**What is expected:** Set down a true copy of the data, with all pictures left out.

(Data shown begins)

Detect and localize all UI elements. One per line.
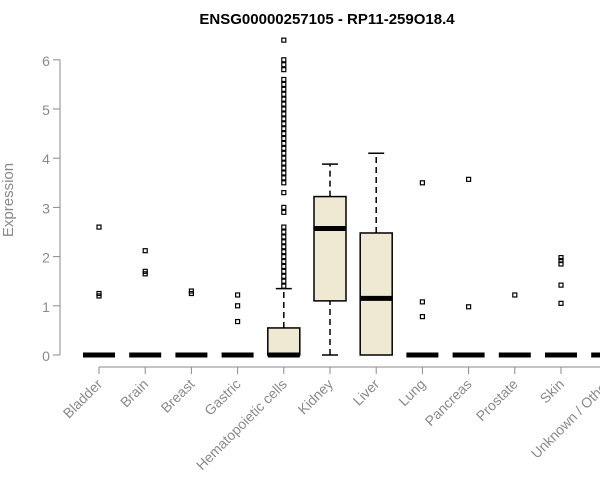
y-tick-label: 5 xyxy=(42,102,50,118)
x-tick-label: Brain xyxy=(117,376,151,410)
box-group xyxy=(129,248,162,358)
x-tick-label: Skin xyxy=(537,376,568,407)
outlier-point xyxy=(281,86,287,92)
plot-area xyxy=(83,37,600,358)
outlier-point xyxy=(281,165,287,171)
y-tick-label: 3 xyxy=(42,200,50,216)
outlier-point xyxy=(142,268,148,274)
y-tick-label: 2 xyxy=(42,250,50,266)
box-group xyxy=(175,288,208,358)
outlier-point xyxy=(96,224,102,230)
x-tick-label: Hematopoietic cells xyxy=(193,376,290,473)
outlier-point xyxy=(281,180,287,186)
box-group xyxy=(406,180,439,358)
outlier-point xyxy=(281,249,287,255)
chart-title: ENSG00000257105 - RP11-259O18.4 xyxy=(199,11,455,28)
y-tick-label: 6 xyxy=(42,53,50,69)
outlier-point xyxy=(281,155,287,161)
outlier-point xyxy=(281,121,287,127)
outlier-point xyxy=(281,170,287,176)
outlier-point xyxy=(281,62,287,68)
outlier-point xyxy=(281,224,287,230)
box-group xyxy=(313,163,347,356)
outlier-point xyxy=(466,304,472,310)
outlier-point xyxy=(235,318,241,325)
x-tick-label: Breast xyxy=(158,376,198,416)
outlier-point xyxy=(281,234,287,240)
x-tick-label: Pancreas xyxy=(422,376,475,429)
box-iqr xyxy=(267,327,301,356)
outlier-point xyxy=(281,91,287,97)
outlier-point xyxy=(235,303,241,309)
box-group xyxy=(83,224,115,358)
outlier-point xyxy=(419,180,425,186)
outlier-point xyxy=(558,282,564,288)
outlier-point xyxy=(96,290,102,297)
outlier-point xyxy=(281,135,287,142)
y-axis: 0 1 2 3 4 5 6 xyxy=(42,53,61,364)
outlier-point xyxy=(281,96,287,102)
outlier-point xyxy=(281,283,287,289)
outlier-point xyxy=(281,273,287,279)
outlier-point xyxy=(281,150,287,156)
outlier-point xyxy=(281,244,287,250)
outlier-point xyxy=(281,116,287,122)
outlier-point xyxy=(188,288,194,294)
outlier-point xyxy=(281,140,287,147)
outlier-point xyxy=(281,278,287,284)
outlier-point xyxy=(281,263,287,270)
outlier-point xyxy=(281,111,287,117)
y-tick-label: 4 xyxy=(42,151,50,167)
outlier-point xyxy=(558,300,564,306)
outlier-point xyxy=(281,239,287,245)
x-tick-label: Prostate xyxy=(473,376,521,424)
outlier-point xyxy=(281,190,287,196)
box-group xyxy=(267,37,301,358)
box-iqr xyxy=(313,195,347,302)
outlier-point xyxy=(419,314,425,320)
outlier-point xyxy=(281,229,287,235)
outlier-point xyxy=(281,101,287,107)
outlier-point xyxy=(142,248,148,254)
box-group xyxy=(359,152,393,356)
y-tick-label: 1 xyxy=(42,299,50,315)
y-tick-label: 0 xyxy=(42,348,50,364)
outlier-point xyxy=(281,81,287,88)
outlier-point xyxy=(281,145,287,151)
outlier-point xyxy=(281,160,287,166)
box-group xyxy=(545,254,577,358)
outlier-point xyxy=(558,254,564,261)
outlier-point xyxy=(235,292,241,298)
outlier-point xyxy=(558,257,564,264)
box-group xyxy=(452,176,485,358)
outlier-point xyxy=(419,299,425,305)
outlier-point xyxy=(281,131,287,137)
outlier-point xyxy=(281,175,287,181)
outlier-point xyxy=(281,106,287,112)
box-group xyxy=(591,352,600,358)
y-axis-label: Expression xyxy=(0,163,17,237)
outlier-point xyxy=(281,67,287,73)
outlier-point xyxy=(281,254,287,260)
x-tick-label: Kidney xyxy=(295,376,337,418)
outlier-point xyxy=(281,258,287,265)
outlier-point xyxy=(512,292,518,298)
box-group xyxy=(221,292,254,358)
x-tick-label: Gastric xyxy=(201,376,244,419)
x-tick-label: Liver xyxy=(350,376,383,409)
outlier-point xyxy=(281,76,287,83)
box-group xyxy=(498,292,531,358)
outlier-point xyxy=(281,126,287,132)
outlier-point xyxy=(281,204,287,210)
outlier-point xyxy=(281,209,287,215)
outlier-point xyxy=(281,37,287,43)
x-tick-label: Bladder xyxy=(60,376,106,422)
outlier-point xyxy=(281,268,287,274)
outlier-point xyxy=(466,176,472,182)
box-iqr xyxy=(359,232,393,356)
x-tick-label: Lung xyxy=(395,376,428,409)
outlier-point xyxy=(281,57,287,63)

(Data shown ends)

**Finished task:**
Detect and localize all UI elements. One per line.
y-tick-label: 5 xyxy=(42,102,50,118)
x-tick-label: Brain xyxy=(117,376,151,410)
box-group xyxy=(129,248,162,358)
x-tick-label: Skin xyxy=(537,376,568,407)
outlier-point xyxy=(281,86,287,92)
plot-area xyxy=(83,37,600,358)
outlier-point xyxy=(281,165,287,171)
y-tick-label: 3 xyxy=(42,200,50,216)
outlier-point xyxy=(142,268,148,274)
y-tick-label: 2 xyxy=(42,250,50,266)
box-group xyxy=(175,288,208,358)
outlier-point xyxy=(96,224,102,230)
x-tick-label: Hematopoietic cells xyxy=(193,376,290,473)
outlier-point xyxy=(281,180,287,186)
box-group xyxy=(406,180,439,358)
outlier-point xyxy=(281,249,287,255)
chart-title: ENSG00000257105 - RP11-259O18.4 xyxy=(199,11,455,28)
y-tick-label: 6 xyxy=(42,53,50,69)
outlier-point xyxy=(281,155,287,161)
outlier-point xyxy=(281,121,287,127)
outlier-point xyxy=(281,170,287,176)
outlier-point xyxy=(281,62,287,68)
outlier-point xyxy=(281,224,287,230)
box-group xyxy=(313,163,347,356)
outlier-point xyxy=(466,304,472,310)
outlier-point xyxy=(235,318,241,325)
x-tick-label: Breast xyxy=(158,376,198,416)
outlier-point xyxy=(281,234,287,240)
x-tick-label: Pancreas xyxy=(422,376,475,429)
box-iqr xyxy=(267,327,301,356)
outlier-point xyxy=(281,91,287,97)
outlier-point xyxy=(235,303,241,309)
box-group xyxy=(83,224,115,358)
outlier-point xyxy=(419,180,425,186)
outlier-point xyxy=(558,282,564,288)
outlier-point xyxy=(96,290,102,297)
outlier-point xyxy=(281,135,287,142)
y-axis: 0 1 2 3 4 5 6 xyxy=(42,53,61,364)
outlier-point xyxy=(281,96,287,102)
outlier-point xyxy=(281,283,287,289)
outlier-point xyxy=(281,273,287,279)
outlier-point xyxy=(281,150,287,156)
outlier-point xyxy=(281,244,287,250)
outlier-point xyxy=(281,116,287,122)
outlier-point xyxy=(188,288,194,294)
outlier-point xyxy=(281,140,287,147)
outlier-point xyxy=(281,278,287,284)
outlier-point xyxy=(281,263,287,270)
outlier-point xyxy=(281,111,287,117)
y-tick-label: 4 xyxy=(42,151,50,167)
outlier-point xyxy=(558,300,564,306)
outlier-point xyxy=(281,239,287,245)
x-tick-label: Prostate xyxy=(473,376,521,424)
outlier-point xyxy=(281,190,287,196)
box-group xyxy=(267,37,301,358)
box-iqr xyxy=(313,195,347,302)
outlier-point xyxy=(419,314,425,320)
outlier-point xyxy=(281,229,287,235)
outlier-point xyxy=(281,101,287,107)
outlier-point xyxy=(142,248,148,254)
box-group xyxy=(359,152,393,356)
y-tick-label: 1 xyxy=(42,299,50,315)
y-tick-label: 0 xyxy=(42,348,50,364)
outlier-point xyxy=(281,81,287,88)
outlier-point xyxy=(281,145,287,151)
outlier-point xyxy=(281,160,287,166)
box-group xyxy=(545,254,577,358)
outlier-point xyxy=(558,254,564,261)
outlier-point xyxy=(235,292,241,298)
outlier-point xyxy=(558,257,564,264)
box-group xyxy=(452,176,485,358)
outlier-point xyxy=(419,299,425,305)
outlier-point xyxy=(281,131,287,137)
outlier-point xyxy=(281,175,287,181)
outlier-point xyxy=(281,106,287,112)
box-group xyxy=(591,352,600,358)
y-axis-label: Expression xyxy=(0,163,17,237)
outlier-point xyxy=(281,67,287,73)
outlier-point xyxy=(281,254,287,260)
x-tick-label: Kidney xyxy=(295,376,337,418)
outlier-point xyxy=(281,258,287,265)
outlier-point xyxy=(512,292,518,298)
box-group xyxy=(221,292,254,358)
x-tick-label: Gastric xyxy=(201,376,244,419)
x-tick-label: Liver xyxy=(350,376,383,409)
outlier-point xyxy=(281,76,287,83)
box-group xyxy=(498,292,531,358)
outlier-point xyxy=(281,126,287,132)
outlier-point xyxy=(281,204,287,210)
outlier-point xyxy=(281,209,287,215)
outlier-point xyxy=(281,37,287,43)
x-tick-label: Bladder xyxy=(60,376,106,422)
outlier-point xyxy=(281,268,287,274)
outlier-point xyxy=(466,176,472,182)
box-iqr xyxy=(359,232,393,356)
x-tick-label: Lung xyxy=(395,376,428,409)
outlier-point xyxy=(281,57,287,63)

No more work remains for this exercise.